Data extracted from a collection
● ● ●

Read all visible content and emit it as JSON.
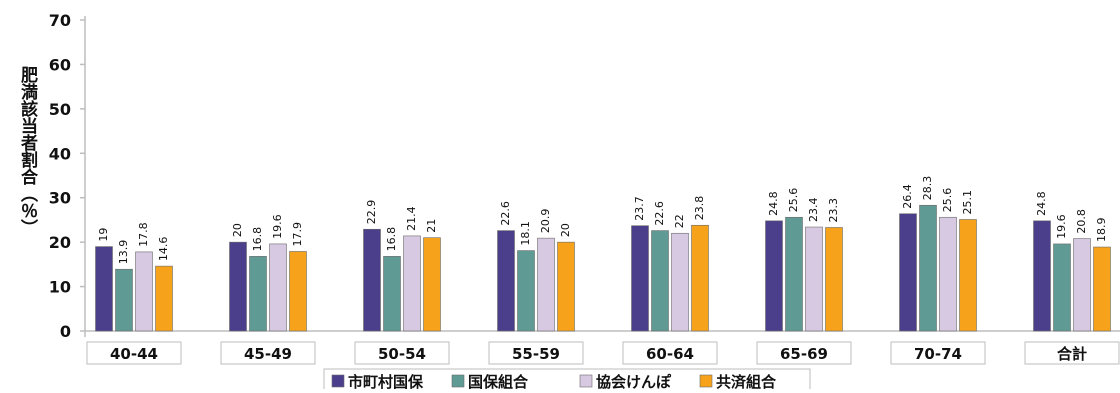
{
  "chart_data": {
    "type": "bar",
    "ylabel": "肥満該当者割合（％）",
    "ylim": [
      0,
      70
    ],
    "yticks": [
      "0",
      "10",
      "20",
      "30",
      "40",
      "50",
      "60",
      "70"
    ],
    "categories": [
      "40-44",
      "45-49",
      "50-54",
      "55-59",
      "60-64",
      "65-69",
      "70-74",
      "合計"
    ],
    "series": [
      {
        "name": "市町村国保",
        "color": "#4b3f8c",
        "values": [
          19,
          20,
          22.9,
          22.6,
          23.7,
          24.8,
          26.4,
          24.8
        ]
      },
      {
        "name": "国保組合",
        "color": "#5f9a94",
        "values": [
          13.9,
          16.8,
          16.8,
          18.1,
          22.6,
          25.6,
          28.3,
          19.6
        ]
      },
      {
        "name": "協会けんぽ",
        "color": "#d7c9e1",
        "values": [
          17.8,
          19.6,
          21.4,
          20.9,
          22,
          23.4,
          25.6,
          20.8
        ]
      },
      {
        "name": "共済組合",
        "color": "#f7a21b",
        "values": [
          14.6,
          17.9,
          21,
          20,
          23.8,
          23.3,
          25.1,
          18.9
        ]
      }
    ],
    "legend": "bottom",
    "grid": false
  }
}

● ● ●

_What is needed_. Leave the pictures out and print the records above exactly as they stand.

_Full answer_.
Read all visible content and emit it as JSON.
{
  "chart_data": {
    "type": "bar",
    "ylabel": "肥満該当者割合（％）",
    "ylim": [
      0,
      70
    ],
    "yticks": [
      "0",
      "10",
      "20",
      "30",
      "40",
      "50",
      "60",
      "70"
    ],
    "categories": [
      "40-44",
      "45-49",
      "50-54",
      "55-59",
      "60-64",
      "65-69",
      "70-74",
      "合計"
    ],
    "series": [
      {
        "name": "市町村国保",
        "color": "#4b3f8c",
        "values": [
          19,
          20,
          22.9,
          22.6,
          23.7,
          24.8,
          26.4,
          24.8
        ]
      },
      {
        "name": "国保組合",
        "color": "#5f9a94",
        "values": [
          13.9,
          16.8,
          16.8,
          18.1,
          22.6,
          25.6,
          28.3,
          19.6
        ]
      },
      {
        "name": "協会けんぽ",
        "color": "#d7c9e1",
        "values": [
          17.8,
          19.6,
          21.4,
          20.9,
          22,
          23.4,
          25.6,
          20.8
        ]
      },
      {
        "name": "共済組合",
        "color": "#f7a21b",
        "values": [
          14.6,
          17.9,
          21,
          20,
          23.8,
          23.3,
          25.1,
          18.9
        ]
      }
    ],
    "legend": "bottom",
    "grid": false
  }
}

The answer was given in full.